→ **Given exercise**
Report how many lines below contain the word "Среднестатистический". Give only the number.

→ **Dataset entries**
=-=-=
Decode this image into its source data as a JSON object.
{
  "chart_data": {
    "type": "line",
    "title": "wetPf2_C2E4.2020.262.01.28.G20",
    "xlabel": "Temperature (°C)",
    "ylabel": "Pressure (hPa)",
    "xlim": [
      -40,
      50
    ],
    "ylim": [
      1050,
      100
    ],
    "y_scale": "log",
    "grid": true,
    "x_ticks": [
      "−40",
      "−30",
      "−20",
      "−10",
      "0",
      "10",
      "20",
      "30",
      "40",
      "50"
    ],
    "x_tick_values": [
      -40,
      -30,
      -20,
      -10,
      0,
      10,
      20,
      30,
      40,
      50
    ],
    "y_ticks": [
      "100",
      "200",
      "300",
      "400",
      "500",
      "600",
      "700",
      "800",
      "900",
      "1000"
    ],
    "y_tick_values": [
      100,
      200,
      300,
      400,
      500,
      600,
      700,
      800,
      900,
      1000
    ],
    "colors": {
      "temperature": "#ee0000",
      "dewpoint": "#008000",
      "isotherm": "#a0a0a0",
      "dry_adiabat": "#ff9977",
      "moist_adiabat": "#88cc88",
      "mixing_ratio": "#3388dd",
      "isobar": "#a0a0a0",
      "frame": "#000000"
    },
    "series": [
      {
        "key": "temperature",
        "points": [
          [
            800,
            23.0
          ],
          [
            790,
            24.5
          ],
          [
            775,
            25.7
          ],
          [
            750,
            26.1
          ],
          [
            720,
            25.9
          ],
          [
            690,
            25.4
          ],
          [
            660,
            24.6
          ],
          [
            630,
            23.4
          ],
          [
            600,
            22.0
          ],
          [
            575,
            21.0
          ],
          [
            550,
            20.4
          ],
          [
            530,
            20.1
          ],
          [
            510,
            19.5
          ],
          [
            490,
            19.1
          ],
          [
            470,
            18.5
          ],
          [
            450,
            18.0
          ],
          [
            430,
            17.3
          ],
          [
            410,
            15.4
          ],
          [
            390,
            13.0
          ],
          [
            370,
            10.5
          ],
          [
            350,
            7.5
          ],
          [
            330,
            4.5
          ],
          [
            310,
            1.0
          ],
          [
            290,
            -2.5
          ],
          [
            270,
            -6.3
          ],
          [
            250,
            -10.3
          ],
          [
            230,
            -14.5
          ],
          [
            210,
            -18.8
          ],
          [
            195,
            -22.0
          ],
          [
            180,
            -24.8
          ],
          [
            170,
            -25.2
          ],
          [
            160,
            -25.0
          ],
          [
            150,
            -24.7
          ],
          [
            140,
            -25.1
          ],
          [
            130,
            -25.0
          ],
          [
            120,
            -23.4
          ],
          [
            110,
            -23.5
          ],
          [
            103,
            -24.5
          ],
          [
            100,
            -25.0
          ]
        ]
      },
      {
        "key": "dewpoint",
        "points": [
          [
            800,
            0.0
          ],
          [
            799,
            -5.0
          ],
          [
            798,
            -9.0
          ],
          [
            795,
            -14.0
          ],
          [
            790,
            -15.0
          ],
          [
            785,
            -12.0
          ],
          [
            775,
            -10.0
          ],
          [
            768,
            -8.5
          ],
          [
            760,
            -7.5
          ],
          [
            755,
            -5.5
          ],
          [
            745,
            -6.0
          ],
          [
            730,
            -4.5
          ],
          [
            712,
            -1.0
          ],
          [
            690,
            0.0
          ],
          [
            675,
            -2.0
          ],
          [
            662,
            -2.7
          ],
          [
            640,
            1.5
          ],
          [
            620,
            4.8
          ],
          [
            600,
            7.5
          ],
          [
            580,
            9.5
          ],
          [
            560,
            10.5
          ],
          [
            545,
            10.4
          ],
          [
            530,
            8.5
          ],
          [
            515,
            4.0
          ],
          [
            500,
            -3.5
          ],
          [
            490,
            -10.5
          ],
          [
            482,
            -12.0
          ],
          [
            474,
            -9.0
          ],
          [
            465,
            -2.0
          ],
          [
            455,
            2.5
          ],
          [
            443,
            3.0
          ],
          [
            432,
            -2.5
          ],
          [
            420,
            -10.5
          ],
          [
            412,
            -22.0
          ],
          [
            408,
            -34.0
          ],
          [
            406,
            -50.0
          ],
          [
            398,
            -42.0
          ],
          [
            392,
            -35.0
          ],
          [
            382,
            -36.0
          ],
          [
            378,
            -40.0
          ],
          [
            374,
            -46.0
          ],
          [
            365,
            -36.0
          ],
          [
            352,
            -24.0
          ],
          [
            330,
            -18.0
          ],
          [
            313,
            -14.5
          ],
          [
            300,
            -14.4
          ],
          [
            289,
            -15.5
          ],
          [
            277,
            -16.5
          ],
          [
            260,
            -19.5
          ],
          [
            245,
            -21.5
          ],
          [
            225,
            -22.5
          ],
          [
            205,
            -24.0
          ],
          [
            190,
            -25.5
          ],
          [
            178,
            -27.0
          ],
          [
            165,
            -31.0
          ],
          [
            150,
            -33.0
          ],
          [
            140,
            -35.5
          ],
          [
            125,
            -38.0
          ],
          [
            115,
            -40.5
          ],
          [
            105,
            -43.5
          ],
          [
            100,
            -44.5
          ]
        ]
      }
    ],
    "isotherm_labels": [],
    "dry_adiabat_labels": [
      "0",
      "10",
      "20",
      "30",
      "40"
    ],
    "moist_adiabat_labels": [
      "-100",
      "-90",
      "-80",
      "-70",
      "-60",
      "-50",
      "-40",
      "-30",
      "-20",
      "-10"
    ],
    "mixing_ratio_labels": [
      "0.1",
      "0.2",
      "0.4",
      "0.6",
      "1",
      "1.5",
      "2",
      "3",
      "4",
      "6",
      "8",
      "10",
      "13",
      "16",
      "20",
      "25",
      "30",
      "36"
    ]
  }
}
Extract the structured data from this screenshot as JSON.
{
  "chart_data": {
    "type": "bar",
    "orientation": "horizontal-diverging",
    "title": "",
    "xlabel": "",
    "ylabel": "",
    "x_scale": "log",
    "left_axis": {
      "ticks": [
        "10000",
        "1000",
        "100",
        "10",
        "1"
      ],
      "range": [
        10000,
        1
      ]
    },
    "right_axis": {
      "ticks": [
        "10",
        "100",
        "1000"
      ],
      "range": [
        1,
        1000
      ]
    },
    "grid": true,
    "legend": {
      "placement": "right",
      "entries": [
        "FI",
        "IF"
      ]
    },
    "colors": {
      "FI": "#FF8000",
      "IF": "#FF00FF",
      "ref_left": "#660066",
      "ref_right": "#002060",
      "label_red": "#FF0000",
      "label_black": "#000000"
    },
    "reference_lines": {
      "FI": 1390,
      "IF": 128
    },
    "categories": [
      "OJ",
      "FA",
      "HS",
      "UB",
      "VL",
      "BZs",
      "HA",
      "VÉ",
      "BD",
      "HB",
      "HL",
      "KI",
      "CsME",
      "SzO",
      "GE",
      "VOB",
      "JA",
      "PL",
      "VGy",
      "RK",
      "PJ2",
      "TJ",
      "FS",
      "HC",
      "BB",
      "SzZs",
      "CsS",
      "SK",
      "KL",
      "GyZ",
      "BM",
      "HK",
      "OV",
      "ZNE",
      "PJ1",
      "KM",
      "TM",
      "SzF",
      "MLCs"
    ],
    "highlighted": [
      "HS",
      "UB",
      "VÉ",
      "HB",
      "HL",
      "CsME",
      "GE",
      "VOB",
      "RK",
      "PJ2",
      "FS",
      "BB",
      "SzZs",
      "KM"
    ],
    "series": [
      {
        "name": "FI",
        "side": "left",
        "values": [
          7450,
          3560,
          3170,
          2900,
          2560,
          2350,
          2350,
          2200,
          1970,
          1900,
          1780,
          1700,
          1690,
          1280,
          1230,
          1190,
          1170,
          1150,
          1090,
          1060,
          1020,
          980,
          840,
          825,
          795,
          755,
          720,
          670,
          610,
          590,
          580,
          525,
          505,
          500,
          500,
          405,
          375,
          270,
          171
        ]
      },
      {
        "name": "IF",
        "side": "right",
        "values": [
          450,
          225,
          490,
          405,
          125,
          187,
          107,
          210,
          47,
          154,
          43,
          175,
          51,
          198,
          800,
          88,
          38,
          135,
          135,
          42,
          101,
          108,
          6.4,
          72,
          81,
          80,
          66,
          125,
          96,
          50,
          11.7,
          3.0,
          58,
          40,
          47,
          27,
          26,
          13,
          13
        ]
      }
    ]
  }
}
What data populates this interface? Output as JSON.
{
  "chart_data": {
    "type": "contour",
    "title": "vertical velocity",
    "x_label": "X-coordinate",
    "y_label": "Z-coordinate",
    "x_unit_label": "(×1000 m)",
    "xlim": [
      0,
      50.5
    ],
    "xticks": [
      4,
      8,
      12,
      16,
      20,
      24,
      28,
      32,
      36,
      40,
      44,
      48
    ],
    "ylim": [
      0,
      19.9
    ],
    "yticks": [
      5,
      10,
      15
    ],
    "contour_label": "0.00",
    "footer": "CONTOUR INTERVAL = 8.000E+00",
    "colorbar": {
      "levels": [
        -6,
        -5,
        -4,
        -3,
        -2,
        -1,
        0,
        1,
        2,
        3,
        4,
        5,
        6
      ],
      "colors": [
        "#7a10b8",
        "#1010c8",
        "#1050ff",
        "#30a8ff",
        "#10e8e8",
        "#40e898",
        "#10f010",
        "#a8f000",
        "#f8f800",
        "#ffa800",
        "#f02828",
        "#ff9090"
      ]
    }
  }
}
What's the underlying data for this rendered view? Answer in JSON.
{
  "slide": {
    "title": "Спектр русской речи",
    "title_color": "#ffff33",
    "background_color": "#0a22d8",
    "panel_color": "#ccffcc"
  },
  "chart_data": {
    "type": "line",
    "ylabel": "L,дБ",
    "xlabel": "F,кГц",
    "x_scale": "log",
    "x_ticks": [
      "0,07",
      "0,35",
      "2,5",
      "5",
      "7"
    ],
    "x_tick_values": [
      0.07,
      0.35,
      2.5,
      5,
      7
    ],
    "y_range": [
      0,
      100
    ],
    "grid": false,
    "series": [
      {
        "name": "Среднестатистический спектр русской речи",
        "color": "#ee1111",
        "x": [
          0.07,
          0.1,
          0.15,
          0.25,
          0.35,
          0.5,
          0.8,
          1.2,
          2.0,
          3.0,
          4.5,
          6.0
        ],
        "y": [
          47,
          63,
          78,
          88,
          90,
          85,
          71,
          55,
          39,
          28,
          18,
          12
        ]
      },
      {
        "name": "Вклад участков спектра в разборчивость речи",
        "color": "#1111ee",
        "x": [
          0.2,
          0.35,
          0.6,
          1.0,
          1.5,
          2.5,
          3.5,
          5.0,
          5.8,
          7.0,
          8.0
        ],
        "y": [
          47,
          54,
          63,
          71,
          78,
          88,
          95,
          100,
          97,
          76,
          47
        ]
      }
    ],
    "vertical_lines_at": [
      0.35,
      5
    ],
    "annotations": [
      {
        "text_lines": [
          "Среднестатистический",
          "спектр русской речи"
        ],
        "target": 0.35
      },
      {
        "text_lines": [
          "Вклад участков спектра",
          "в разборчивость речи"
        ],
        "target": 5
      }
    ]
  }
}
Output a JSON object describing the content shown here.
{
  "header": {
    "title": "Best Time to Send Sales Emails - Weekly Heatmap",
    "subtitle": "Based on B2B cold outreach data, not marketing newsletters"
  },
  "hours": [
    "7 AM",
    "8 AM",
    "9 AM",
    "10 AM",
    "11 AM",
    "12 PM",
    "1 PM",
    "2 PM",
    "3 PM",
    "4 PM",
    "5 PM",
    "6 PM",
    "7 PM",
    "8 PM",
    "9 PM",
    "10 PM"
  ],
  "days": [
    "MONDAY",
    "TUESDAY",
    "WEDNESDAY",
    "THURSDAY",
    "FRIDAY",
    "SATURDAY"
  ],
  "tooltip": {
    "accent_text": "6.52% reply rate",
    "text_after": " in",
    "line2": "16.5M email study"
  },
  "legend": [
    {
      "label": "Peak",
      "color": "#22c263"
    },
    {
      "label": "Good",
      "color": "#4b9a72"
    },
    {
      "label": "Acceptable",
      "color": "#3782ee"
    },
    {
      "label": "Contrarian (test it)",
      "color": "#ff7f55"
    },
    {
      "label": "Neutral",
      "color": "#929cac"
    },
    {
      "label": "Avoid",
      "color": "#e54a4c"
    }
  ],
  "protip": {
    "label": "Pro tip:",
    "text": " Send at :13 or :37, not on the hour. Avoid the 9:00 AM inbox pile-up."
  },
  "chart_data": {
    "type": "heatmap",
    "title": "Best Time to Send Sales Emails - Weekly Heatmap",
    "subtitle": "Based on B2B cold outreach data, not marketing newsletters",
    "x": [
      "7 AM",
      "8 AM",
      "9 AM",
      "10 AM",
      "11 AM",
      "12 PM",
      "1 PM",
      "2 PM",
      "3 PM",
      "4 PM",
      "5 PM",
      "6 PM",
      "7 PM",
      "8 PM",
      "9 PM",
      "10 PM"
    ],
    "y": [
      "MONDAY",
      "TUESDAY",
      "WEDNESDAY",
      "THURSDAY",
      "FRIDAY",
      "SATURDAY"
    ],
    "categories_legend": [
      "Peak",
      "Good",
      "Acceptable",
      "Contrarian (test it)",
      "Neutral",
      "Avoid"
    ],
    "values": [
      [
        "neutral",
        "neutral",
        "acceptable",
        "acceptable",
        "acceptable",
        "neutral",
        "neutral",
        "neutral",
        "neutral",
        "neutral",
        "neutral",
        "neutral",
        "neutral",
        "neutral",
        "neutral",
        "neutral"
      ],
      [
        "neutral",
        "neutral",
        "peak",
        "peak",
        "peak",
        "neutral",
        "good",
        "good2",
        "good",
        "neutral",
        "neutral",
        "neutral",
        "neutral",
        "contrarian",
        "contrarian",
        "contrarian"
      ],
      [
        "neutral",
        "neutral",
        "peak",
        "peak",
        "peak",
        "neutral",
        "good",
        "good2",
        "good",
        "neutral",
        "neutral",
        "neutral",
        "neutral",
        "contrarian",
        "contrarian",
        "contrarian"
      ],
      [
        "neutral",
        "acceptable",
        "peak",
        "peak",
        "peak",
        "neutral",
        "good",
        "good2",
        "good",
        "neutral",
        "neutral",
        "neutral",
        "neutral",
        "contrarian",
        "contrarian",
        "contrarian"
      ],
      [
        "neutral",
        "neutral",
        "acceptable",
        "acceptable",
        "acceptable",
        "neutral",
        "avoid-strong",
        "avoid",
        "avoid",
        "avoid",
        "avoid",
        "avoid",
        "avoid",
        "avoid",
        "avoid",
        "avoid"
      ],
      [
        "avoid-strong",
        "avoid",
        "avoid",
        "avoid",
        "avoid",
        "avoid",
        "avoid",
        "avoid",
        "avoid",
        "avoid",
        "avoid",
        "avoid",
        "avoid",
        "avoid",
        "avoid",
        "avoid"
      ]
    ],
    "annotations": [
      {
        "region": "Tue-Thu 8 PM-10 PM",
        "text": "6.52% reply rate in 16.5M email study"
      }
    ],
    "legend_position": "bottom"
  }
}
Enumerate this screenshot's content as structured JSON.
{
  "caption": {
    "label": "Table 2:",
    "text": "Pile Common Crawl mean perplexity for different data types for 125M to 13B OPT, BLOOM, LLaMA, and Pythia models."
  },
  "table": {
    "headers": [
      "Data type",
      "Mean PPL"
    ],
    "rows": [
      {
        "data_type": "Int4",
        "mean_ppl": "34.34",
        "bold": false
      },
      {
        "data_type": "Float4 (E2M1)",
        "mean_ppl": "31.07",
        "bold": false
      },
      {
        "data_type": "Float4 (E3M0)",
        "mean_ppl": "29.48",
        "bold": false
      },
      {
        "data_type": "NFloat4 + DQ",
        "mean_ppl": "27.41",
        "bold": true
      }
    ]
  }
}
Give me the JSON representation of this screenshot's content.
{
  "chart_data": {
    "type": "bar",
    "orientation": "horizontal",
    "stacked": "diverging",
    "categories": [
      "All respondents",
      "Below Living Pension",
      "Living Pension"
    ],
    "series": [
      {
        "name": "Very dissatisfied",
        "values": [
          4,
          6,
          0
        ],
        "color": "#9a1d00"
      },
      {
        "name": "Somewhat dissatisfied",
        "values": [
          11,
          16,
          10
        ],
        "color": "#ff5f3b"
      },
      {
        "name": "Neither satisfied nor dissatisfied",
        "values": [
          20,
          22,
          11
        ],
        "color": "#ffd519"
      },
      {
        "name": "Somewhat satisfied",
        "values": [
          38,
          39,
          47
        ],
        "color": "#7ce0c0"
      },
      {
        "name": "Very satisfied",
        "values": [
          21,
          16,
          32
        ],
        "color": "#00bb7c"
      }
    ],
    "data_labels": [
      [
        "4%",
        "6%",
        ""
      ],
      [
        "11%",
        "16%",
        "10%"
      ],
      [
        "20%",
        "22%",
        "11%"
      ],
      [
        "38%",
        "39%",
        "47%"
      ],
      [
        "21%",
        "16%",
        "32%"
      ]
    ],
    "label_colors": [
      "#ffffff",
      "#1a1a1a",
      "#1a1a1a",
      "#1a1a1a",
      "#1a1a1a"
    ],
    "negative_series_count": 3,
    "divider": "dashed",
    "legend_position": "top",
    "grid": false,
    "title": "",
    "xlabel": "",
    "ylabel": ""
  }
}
=-=-=
→ **Worked answer**
2